++++ RECORDS FOR THIS TASK ++++
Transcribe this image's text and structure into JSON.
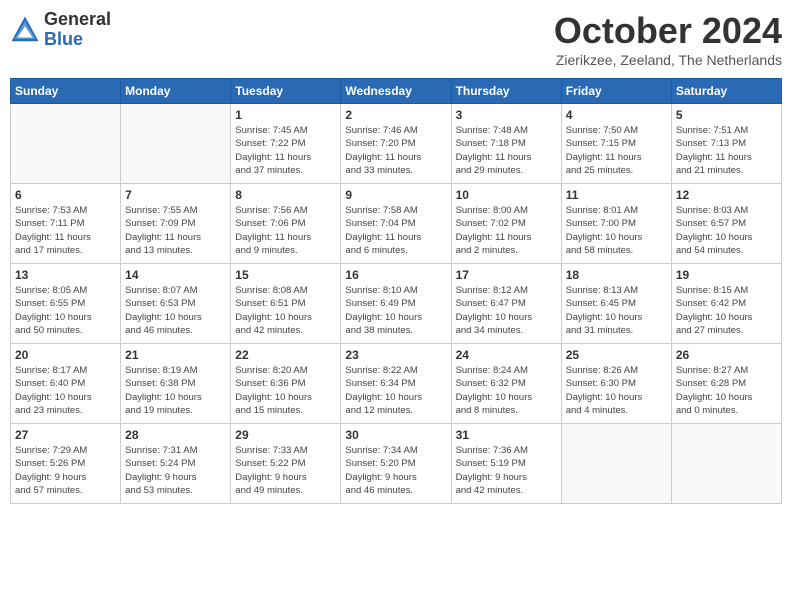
{
  "logo": {
    "general": "General",
    "blue": "Blue"
  },
  "title": "October 2024",
  "location": "Zierikzee, Zeeland, The Netherlands",
  "weekdays": [
    "Sunday",
    "Monday",
    "Tuesday",
    "Wednesday",
    "Thursday",
    "Friday",
    "Saturday"
  ],
  "weeks": [
    [
      {
        "day": "",
        "info": ""
      },
      {
        "day": "",
        "info": ""
      },
      {
        "day": "1",
        "info": "Sunrise: 7:45 AM\nSunset: 7:22 PM\nDaylight: 11 hours\nand 37 minutes."
      },
      {
        "day": "2",
        "info": "Sunrise: 7:46 AM\nSunset: 7:20 PM\nDaylight: 11 hours\nand 33 minutes."
      },
      {
        "day": "3",
        "info": "Sunrise: 7:48 AM\nSunset: 7:18 PM\nDaylight: 11 hours\nand 29 minutes."
      },
      {
        "day": "4",
        "info": "Sunrise: 7:50 AM\nSunset: 7:15 PM\nDaylight: 11 hours\nand 25 minutes."
      },
      {
        "day": "5",
        "info": "Sunrise: 7:51 AM\nSunset: 7:13 PM\nDaylight: 11 hours\nand 21 minutes."
      }
    ],
    [
      {
        "day": "6",
        "info": "Sunrise: 7:53 AM\nSunset: 7:11 PM\nDaylight: 11 hours\nand 17 minutes."
      },
      {
        "day": "7",
        "info": "Sunrise: 7:55 AM\nSunset: 7:09 PM\nDaylight: 11 hours\nand 13 minutes."
      },
      {
        "day": "8",
        "info": "Sunrise: 7:56 AM\nSunset: 7:06 PM\nDaylight: 11 hours\nand 9 minutes."
      },
      {
        "day": "9",
        "info": "Sunrise: 7:58 AM\nSunset: 7:04 PM\nDaylight: 11 hours\nand 6 minutes."
      },
      {
        "day": "10",
        "info": "Sunrise: 8:00 AM\nSunset: 7:02 PM\nDaylight: 11 hours\nand 2 minutes."
      },
      {
        "day": "11",
        "info": "Sunrise: 8:01 AM\nSunset: 7:00 PM\nDaylight: 10 hours\nand 58 minutes."
      },
      {
        "day": "12",
        "info": "Sunrise: 8:03 AM\nSunset: 6:57 PM\nDaylight: 10 hours\nand 54 minutes."
      }
    ],
    [
      {
        "day": "13",
        "info": "Sunrise: 8:05 AM\nSunset: 6:55 PM\nDaylight: 10 hours\nand 50 minutes."
      },
      {
        "day": "14",
        "info": "Sunrise: 8:07 AM\nSunset: 6:53 PM\nDaylight: 10 hours\nand 46 minutes."
      },
      {
        "day": "15",
        "info": "Sunrise: 8:08 AM\nSunset: 6:51 PM\nDaylight: 10 hours\nand 42 minutes."
      },
      {
        "day": "16",
        "info": "Sunrise: 8:10 AM\nSunset: 6:49 PM\nDaylight: 10 hours\nand 38 minutes."
      },
      {
        "day": "17",
        "info": "Sunrise: 8:12 AM\nSunset: 6:47 PM\nDaylight: 10 hours\nand 34 minutes."
      },
      {
        "day": "18",
        "info": "Sunrise: 8:13 AM\nSunset: 6:45 PM\nDaylight: 10 hours\nand 31 minutes."
      },
      {
        "day": "19",
        "info": "Sunrise: 8:15 AM\nSunset: 6:42 PM\nDaylight: 10 hours\nand 27 minutes."
      }
    ],
    [
      {
        "day": "20",
        "info": "Sunrise: 8:17 AM\nSunset: 6:40 PM\nDaylight: 10 hours\nand 23 minutes."
      },
      {
        "day": "21",
        "info": "Sunrise: 8:19 AM\nSunset: 6:38 PM\nDaylight: 10 hours\nand 19 minutes."
      },
      {
        "day": "22",
        "info": "Sunrise: 8:20 AM\nSunset: 6:36 PM\nDaylight: 10 hours\nand 15 minutes."
      },
      {
        "day": "23",
        "info": "Sunrise: 8:22 AM\nSunset: 6:34 PM\nDaylight: 10 hours\nand 12 minutes."
      },
      {
        "day": "24",
        "info": "Sunrise: 8:24 AM\nSunset: 6:32 PM\nDaylight: 10 hours\nand 8 minutes."
      },
      {
        "day": "25",
        "info": "Sunrise: 8:26 AM\nSunset: 6:30 PM\nDaylight: 10 hours\nand 4 minutes."
      },
      {
        "day": "26",
        "info": "Sunrise: 8:27 AM\nSunset: 6:28 PM\nDaylight: 10 hours\nand 0 minutes."
      }
    ],
    [
      {
        "day": "27",
        "info": "Sunrise: 7:29 AM\nSunset: 5:26 PM\nDaylight: 9 hours\nand 57 minutes."
      },
      {
        "day": "28",
        "info": "Sunrise: 7:31 AM\nSunset: 5:24 PM\nDaylight: 9 hours\nand 53 minutes."
      },
      {
        "day": "29",
        "info": "Sunrise: 7:33 AM\nSunset: 5:22 PM\nDaylight: 9 hours\nand 49 minutes."
      },
      {
        "day": "30",
        "info": "Sunrise: 7:34 AM\nSunset: 5:20 PM\nDaylight: 9 hours\nand 46 minutes."
      },
      {
        "day": "31",
        "info": "Sunrise: 7:36 AM\nSunset: 5:19 PM\nDaylight: 9 hours\nand 42 minutes."
      },
      {
        "day": "",
        "info": ""
      },
      {
        "day": "",
        "info": ""
      }
    ]
  ]
}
++++
WORK TO DO: Copy the records exactly as they appear, excluding images.

SOLUTION FOR THIS EXERCISE:
Transcribe this image's text and structure into JSON.
{
  "logo": {
    "general": "General",
    "blue": "Blue"
  },
  "title": "October 2024",
  "location": "Zierikzee, Zeeland, The Netherlands",
  "weekdays": [
    "Sunday",
    "Monday",
    "Tuesday",
    "Wednesday",
    "Thursday",
    "Friday",
    "Saturday"
  ],
  "weeks": [
    [
      {
        "day": "",
        "info": ""
      },
      {
        "day": "",
        "info": ""
      },
      {
        "day": "1",
        "info": "Sunrise: 7:45 AM\nSunset: 7:22 PM\nDaylight: 11 hours\nand 37 minutes."
      },
      {
        "day": "2",
        "info": "Sunrise: 7:46 AM\nSunset: 7:20 PM\nDaylight: 11 hours\nand 33 minutes."
      },
      {
        "day": "3",
        "info": "Sunrise: 7:48 AM\nSunset: 7:18 PM\nDaylight: 11 hours\nand 29 minutes."
      },
      {
        "day": "4",
        "info": "Sunrise: 7:50 AM\nSunset: 7:15 PM\nDaylight: 11 hours\nand 25 minutes."
      },
      {
        "day": "5",
        "info": "Sunrise: 7:51 AM\nSunset: 7:13 PM\nDaylight: 11 hours\nand 21 minutes."
      }
    ],
    [
      {
        "day": "6",
        "info": "Sunrise: 7:53 AM\nSunset: 7:11 PM\nDaylight: 11 hours\nand 17 minutes."
      },
      {
        "day": "7",
        "info": "Sunrise: 7:55 AM\nSunset: 7:09 PM\nDaylight: 11 hours\nand 13 minutes."
      },
      {
        "day": "8",
        "info": "Sunrise: 7:56 AM\nSunset: 7:06 PM\nDaylight: 11 hours\nand 9 minutes."
      },
      {
        "day": "9",
        "info": "Sunrise: 7:58 AM\nSunset: 7:04 PM\nDaylight: 11 hours\nand 6 minutes."
      },
      {
        "day": "10",
        "info": "Sunrise: 8:00 AM\nSunset: 7:02 PM\nDaylight: 11 hours\nand 2 minutes."
      },
      {
        "day": "11",
        "info": "Sunrise: 8:01 AM\nSunset: 7:00 PM\nDaylight: 10 hours\nand 58 minutes."
      },
      {
        "day": "12",
        "info": "Sunrise: 8:03 AM\nSunset: 6:57 PM\nDaylight: 10 hours\nand 54 minutes."
      }
    ],
    [
      {
        "day": "13",
        "info": "Sunrise: 8:05 AM\nSunset: 6:55 PM\nDaylight: 10 hours\nand 50 minutes."
      },
      {
        "day": "14",
        "info": "Sunrise: 8:07 AM\nSunset: 6:53 PM\nDaylight: 10 hours\nand 46 minutes."
      },
      {
        "day": "15",
        "info": "Sunrise: 8:08 AM\nSunset: 6:51 PM\nDaylight: 10 hours\nand 42 minutes."
      },
      {
        "day": "16",
        "info": "Sunrise: 8:10 AM\nSunset: 6:49 PM\nDaylight: 10 hours\nand 38 minutes."
      },
      {
        "day": "17",
        "info": "Sunrise: 8:12 AM\nSunset: 6:47 PM\nDaylight: 10 hours\nand 34 minutes."
      },
      {
        "day": "18",
        "info": "Sunrise: 8:13 AM\nSunset: 6:45 PM\nDaylight: 10 hours\nand 31 minutes."
      },
      {
        "day": "19",
        "info": "Sunrise: 8:15 AM\nSunset: 6:42 PM\nDaylight: 10 hours\nand 27 minutes."
      }
    ],
    [
      {
        "day": "20",
        "info": "Sunrise: 8:17 AM\nSunset: 6:40 PM\nDaylight: 10 hours\nand 23 minutes."
      },
      {
        "day": "21",
        "info": "Sunrise: 8:19 AM\nSunset: 6:38 PM\nDaylight: 10 hours\nand 19 minutes."
      },
      {
        "day": "22",
        "info": "Sunrise: 8:20 AM\nSunset: 6:36 PM\nDaylight: 10 hours\nand 15 minutes."
      },
      {
        "day": "23",
        "info": "Sunrise: 8:22 AM\nSunset: 6:34 PM\nDaylight: 10 hours\nand 12 minutes."
      },
      {
        "day": "24",
        "info": "Sunrise: 8:24 AM\nSunset: 6:32 PM\nDaylight: 10 hours\nand 8 minutes."
      },
      {
        "day": "25",
        "info": "Sunrise: 8:26 AM\nSunset: 6:30 PM\nDaylight: 10 hours\nand 4 minutes."
      },
      {
        "day": "26",
        "info": "Sunrise: 8:27 AM\nSunset: 6:28 PM\nDaylight: 10 hours\nand 0 minutes."
      }
    ],
    [
      {
        "day": "27",
        "info": "Sunrise: 7:29 AM\nSunset: 5:26 PM\nDaylight: 9 hours\nand 57 minutes."
      },
      {
        "day": "28",
        "info": "Sunrise: 7:31 AM\nSunset: 5:24 PM\nDaylight: 9 hours\nand 53 minutes."
      },
      {
        "day": "29",
        "info": "Sunrise: 7:33 AM\nSunset: 5:22 PM\nDaylight: 9 hours\nand 49 minutes."
      },
      {
        "day": "30",
        "info": "Sunrise: 7:34 AM\nSunset: 5:20 PM\nDaylight: 9 hours\nand 46 minutes."
      },
      {
        "day": "31",
        "info": "Sunrise: 7:36 AM\nSunset: 5:19 PM\nDaylight: 9 hours\nand 42 minutes."
      },
      {
        "day": "",
        "info": ""
      },
      {
        "day": "",
        "info": ""
      }
    ]
  ]
}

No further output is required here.